== SET TASK ==
Tell how many lines include the string "tondi". Answer with a single number.

== RAW DATA ==
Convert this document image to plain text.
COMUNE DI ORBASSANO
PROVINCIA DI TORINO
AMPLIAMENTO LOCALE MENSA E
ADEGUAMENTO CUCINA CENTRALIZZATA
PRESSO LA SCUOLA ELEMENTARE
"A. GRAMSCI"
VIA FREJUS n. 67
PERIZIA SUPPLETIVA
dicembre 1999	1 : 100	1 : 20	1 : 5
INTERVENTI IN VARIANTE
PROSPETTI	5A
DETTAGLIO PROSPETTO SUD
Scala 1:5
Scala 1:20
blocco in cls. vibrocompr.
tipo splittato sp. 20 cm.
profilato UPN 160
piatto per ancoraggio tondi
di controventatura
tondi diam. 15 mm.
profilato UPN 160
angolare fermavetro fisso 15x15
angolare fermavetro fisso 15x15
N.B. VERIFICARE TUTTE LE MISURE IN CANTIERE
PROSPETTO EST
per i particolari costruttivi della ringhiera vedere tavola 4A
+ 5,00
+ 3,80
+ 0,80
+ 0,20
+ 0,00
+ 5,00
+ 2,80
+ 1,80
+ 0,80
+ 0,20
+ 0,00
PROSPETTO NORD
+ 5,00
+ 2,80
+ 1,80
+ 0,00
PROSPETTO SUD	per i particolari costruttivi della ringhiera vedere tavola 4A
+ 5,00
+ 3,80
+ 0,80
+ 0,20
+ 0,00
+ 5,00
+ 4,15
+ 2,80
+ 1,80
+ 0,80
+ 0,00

== PROBLEM SOLUTION ==
2